What to produce: Write the data out again exactly, dropping any images it holds.

Task material:
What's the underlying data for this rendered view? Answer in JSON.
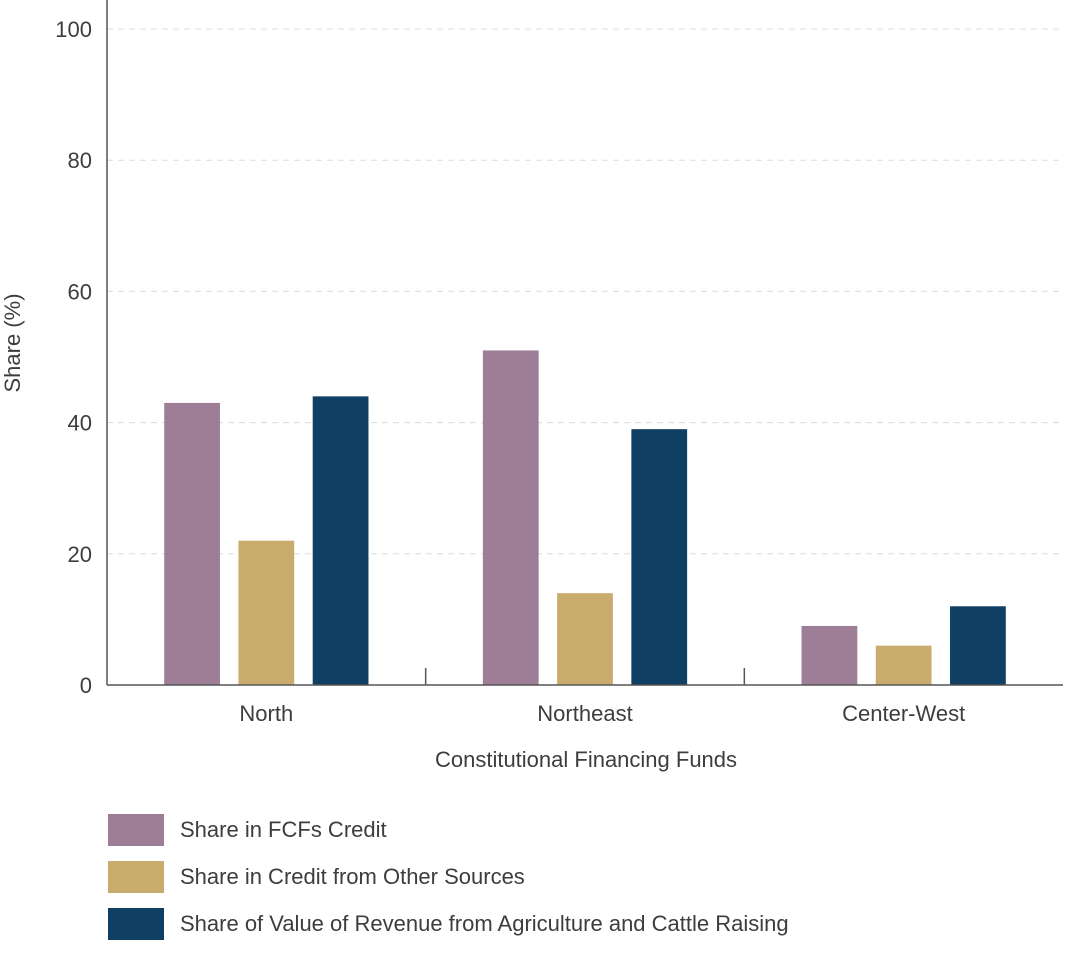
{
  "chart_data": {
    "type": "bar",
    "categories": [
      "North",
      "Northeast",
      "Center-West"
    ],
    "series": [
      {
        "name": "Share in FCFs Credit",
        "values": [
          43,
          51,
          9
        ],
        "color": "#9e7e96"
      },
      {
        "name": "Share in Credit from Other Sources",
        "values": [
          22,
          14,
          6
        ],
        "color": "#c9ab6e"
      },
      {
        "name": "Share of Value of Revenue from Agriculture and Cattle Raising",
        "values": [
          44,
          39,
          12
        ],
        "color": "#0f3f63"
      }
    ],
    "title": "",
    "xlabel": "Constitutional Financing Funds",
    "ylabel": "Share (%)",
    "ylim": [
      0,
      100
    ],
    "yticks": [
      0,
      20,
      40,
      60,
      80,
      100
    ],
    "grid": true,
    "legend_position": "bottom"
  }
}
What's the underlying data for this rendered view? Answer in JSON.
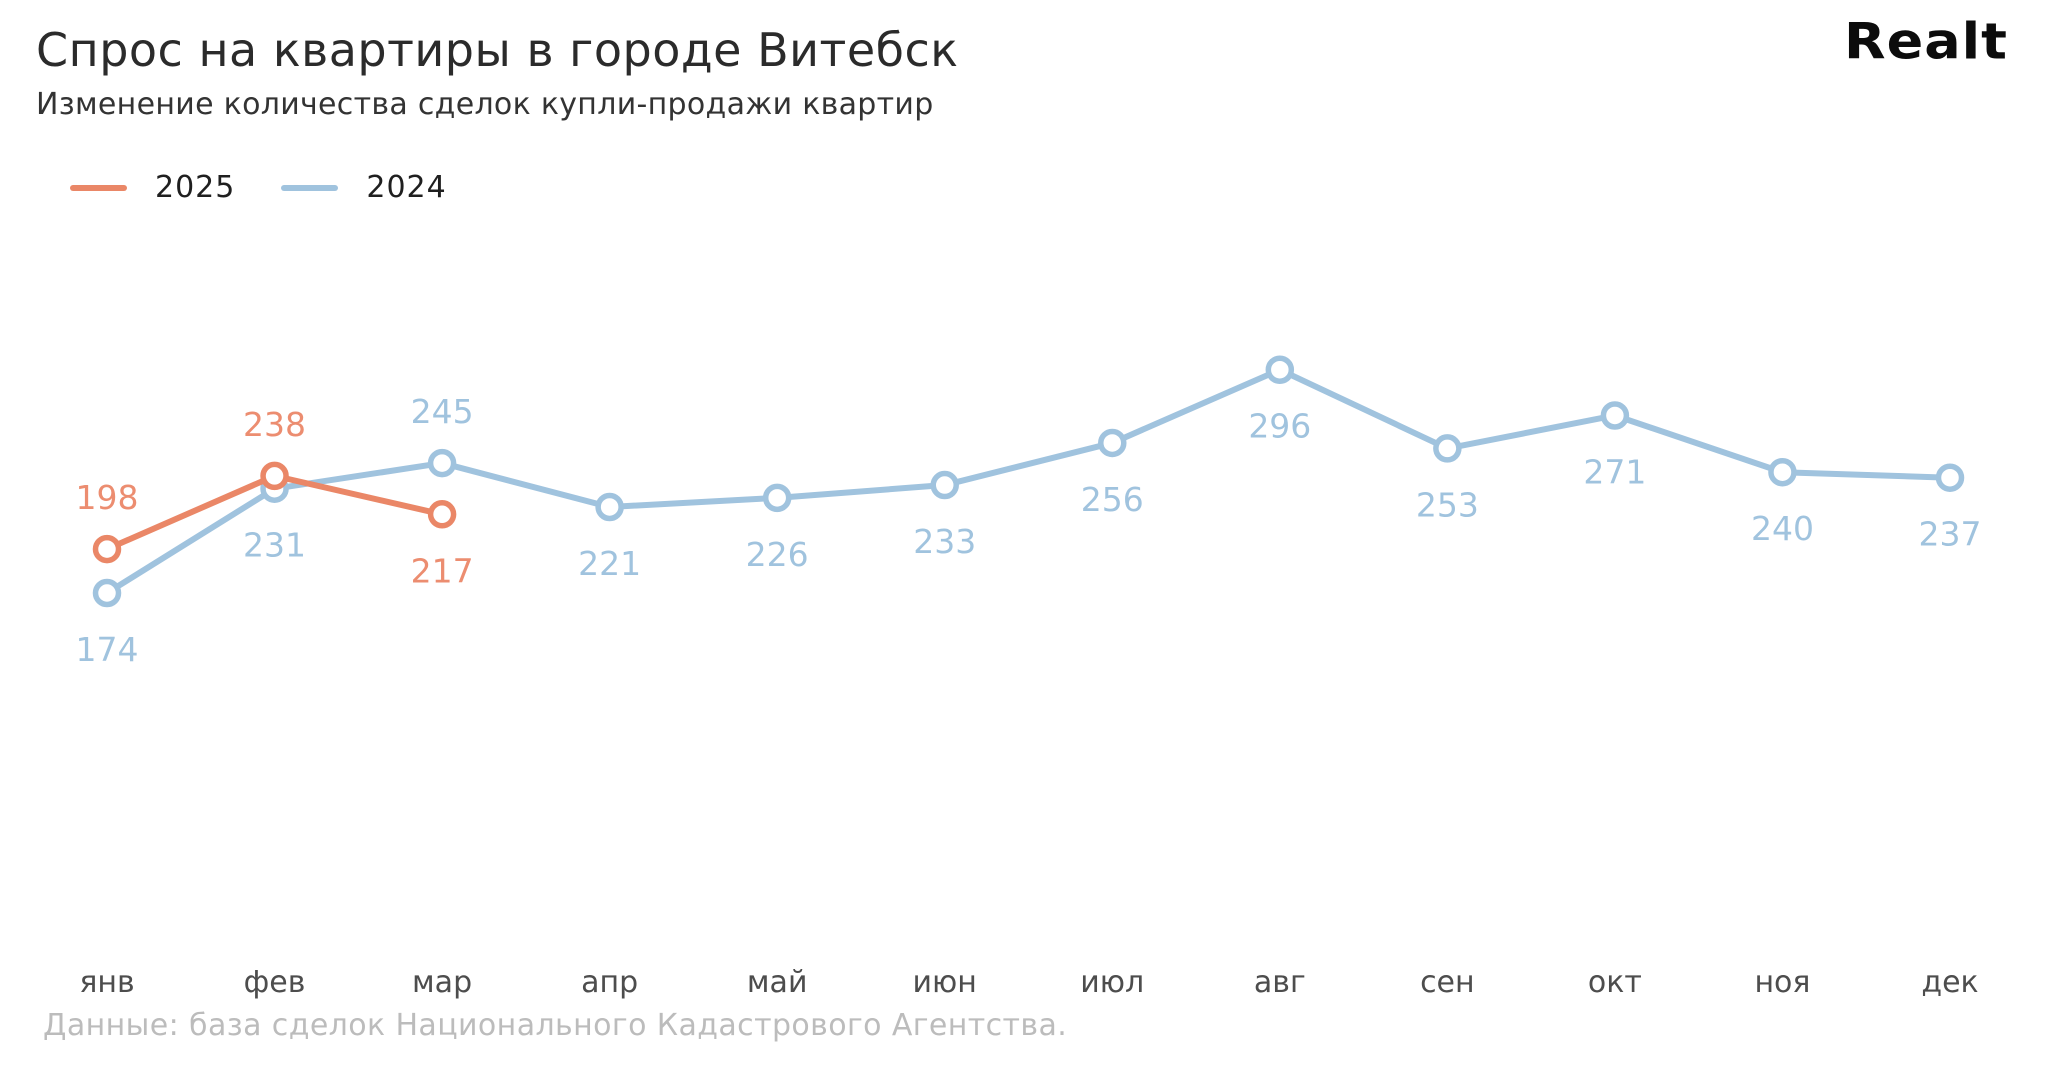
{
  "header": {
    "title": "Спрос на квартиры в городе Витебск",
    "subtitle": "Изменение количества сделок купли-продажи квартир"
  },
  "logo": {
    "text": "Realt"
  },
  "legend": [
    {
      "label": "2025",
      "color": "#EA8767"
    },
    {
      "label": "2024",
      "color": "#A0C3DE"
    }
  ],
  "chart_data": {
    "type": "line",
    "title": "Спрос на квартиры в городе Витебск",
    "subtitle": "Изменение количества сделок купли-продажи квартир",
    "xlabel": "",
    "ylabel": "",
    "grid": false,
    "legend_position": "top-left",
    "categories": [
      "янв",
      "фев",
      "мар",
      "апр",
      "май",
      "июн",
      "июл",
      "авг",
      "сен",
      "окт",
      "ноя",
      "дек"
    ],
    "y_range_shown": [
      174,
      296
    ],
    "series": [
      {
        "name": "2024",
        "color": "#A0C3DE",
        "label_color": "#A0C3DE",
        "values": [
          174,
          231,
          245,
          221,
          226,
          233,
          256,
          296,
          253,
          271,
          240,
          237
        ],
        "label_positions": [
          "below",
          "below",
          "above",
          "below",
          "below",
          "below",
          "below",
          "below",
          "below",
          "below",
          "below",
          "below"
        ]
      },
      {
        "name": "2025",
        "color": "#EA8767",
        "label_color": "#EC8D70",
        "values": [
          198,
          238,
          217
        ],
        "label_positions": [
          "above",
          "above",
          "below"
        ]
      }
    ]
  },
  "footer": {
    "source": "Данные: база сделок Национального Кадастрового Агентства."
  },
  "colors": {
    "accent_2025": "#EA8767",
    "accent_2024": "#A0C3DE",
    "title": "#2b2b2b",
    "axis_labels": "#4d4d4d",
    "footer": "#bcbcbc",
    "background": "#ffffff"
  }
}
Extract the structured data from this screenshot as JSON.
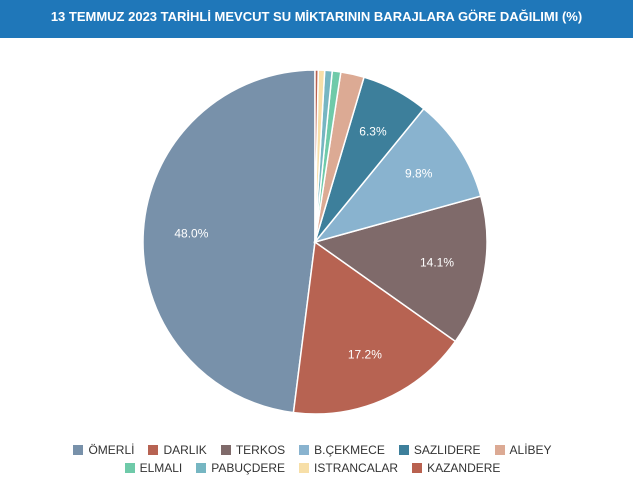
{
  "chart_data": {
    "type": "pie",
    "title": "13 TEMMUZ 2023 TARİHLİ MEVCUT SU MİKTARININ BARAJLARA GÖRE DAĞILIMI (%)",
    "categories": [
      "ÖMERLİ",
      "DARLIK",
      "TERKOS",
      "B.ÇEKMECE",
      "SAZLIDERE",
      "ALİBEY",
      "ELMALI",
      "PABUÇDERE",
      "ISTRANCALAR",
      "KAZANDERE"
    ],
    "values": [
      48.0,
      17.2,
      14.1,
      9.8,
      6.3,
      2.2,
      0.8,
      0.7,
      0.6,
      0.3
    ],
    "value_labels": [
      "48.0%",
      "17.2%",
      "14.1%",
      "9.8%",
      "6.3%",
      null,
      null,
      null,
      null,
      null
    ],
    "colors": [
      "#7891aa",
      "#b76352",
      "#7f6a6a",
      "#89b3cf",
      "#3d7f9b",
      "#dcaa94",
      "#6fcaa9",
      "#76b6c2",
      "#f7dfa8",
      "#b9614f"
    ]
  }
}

Answer to this task:
What's the underlying data for this rendered view? Answer in JSON.
{
  "chart_data": {
    "type": "bar",
    "categories": [
      "North",
      "Northeast",
      "Center-West"
    ],
    "series": [
      {
        "name": "Share in FCFs Credit",
        "values": [
          43,
          51,
          9
        ],
        "color": "#9e7e96"
      },
      {
        "name": "Share in Credit from Other Sources",
        "values": [
          22,
          14,
          6
        ],
        "color": "#c9ab6e"
      },
      {
        "name": "Share of Value of Revenue from Agriculture and Cattle Raising",
        "values": [
          44,
          39,
          12
        ],
        "color": "#0f3f63"
      }
    ],
    "title": "",
    "xlabel": "Constitutional Financing Funds",
    "ylabel": "Share (%)",
    "ylim": [
      0,
      100
    ],
    "yticks": [
      0,
      20,
      40,
      60,
      80,
      100
    ],
    "grid": true,
    "legend_position": "bottom"
  }
}
What's the underlying data for this rendered view? Answer in JSON.
{
  "header": {
    "title": "Спрос на квартиры в городе Витебск",
    "subtitle": "Изменение количества сделок купли-продажи квартир"
  },
  "logo": {
    "text": "Realt"
  },
  "legend": [
    {
      "label": "2025",
      "color": "#EA8767"
    },
    {
      "label": "2024",
      "color": "#A0C3DE"
    }
  ],
  "chart_data": {
    "type": "line",
    "title": "Спрос на квартиры в городе Витебск",
    "subtitle": "Изменение количества сделок купли-продажи квартир",
    "xlabel": "",
    "ylabel": "",
    "grid": false,
    "legend_position": "top-left",
    "categories": [
      "янв",
      "фев",
      "мар",
      "апр",
      "май",
      "июн",
      "июл",
      "авг",
      "сен",
      "окт",
      "ноя",
      "дек"
    ],
    "y_range_shown": [
      174,
      296
    ],
    "series": [
      {
        "name": "2024",
        "color": "#A0C3DE",
        "label_color": "#A0C3DE",
        "values": [
          174,
          231,
          245,
          221,
          226,
          233,
          256,
          296,
          253,
          271,
          240,
          237
        ],
        "label_positions": [
          "below",
          "below",
          "above",
          "below",
          "below",
          "below",
          "below",
          "below",
          "below",
          "below",
          "below",
          "below"
        ]
      },
      {
        "name": "2025",
        "color": "#EA8767",
        "label_color": "#EC8D70",
        "values": [
          198,
          238,
          217
        ],
        "label_positions": [
          "above",
          "above",
          "below"
        ]
      }
    ]
  },
  "footer": {
    "source": "Данные: база сделок Национального Кадастрового Агентства."
  },
  "colors": {
    "accent_2025": "#EA8767",
    "accent_2024": "#A0C3DE",
    "title": "#2b2b2b",
    "axis_labels": "#4d4d4d",
    "footer": "#bcbcbc",
    "background": "#ffffff"
  }
}
Extract the structured data from this screenshot as JSON.
{
  "chart_data": {
    "type": "pie",
    "title": "13 TEMMUZ 2023 TARİHLİ MEVCUT SU MİKTARININ BARAJLARA GÖRE DAĞILIMI (%)",
    "categories": [
      "ÖMERLİ",
      "DARLIK",
      "TERKOS",
      "B.ÇEKMECE",
      "SAZLIDERE",
      "ALİBEY",
      "ELMALI",
      "PABUÇDERE",
      "ISTRANCALAR",
      "KAZANDERE"
    ],
    "values": [
      48.0,
      17.2,
      14.1,
      9.8,
      6.3,
      2.2,
      0.8,
      0.7,
      0.6,
      0.3
    ],
    "value_labels": [
      "48.0%",
      "17.2%",
      "14.1%",
      "9.8%",
      "6.3%",
      null,
      null,
      null,
      null,
      null
    ],
    "colors": [
      "#7891aa",
      "#b76352",
      "#7f6a6a",
      "#89b3cf",
      "#3d7f9b",
      "#dcaa94",
      "#6fcaa9",
      "#76b6c2",
      "#f7dfa8",
      "#b9614f"
    ]
  }
}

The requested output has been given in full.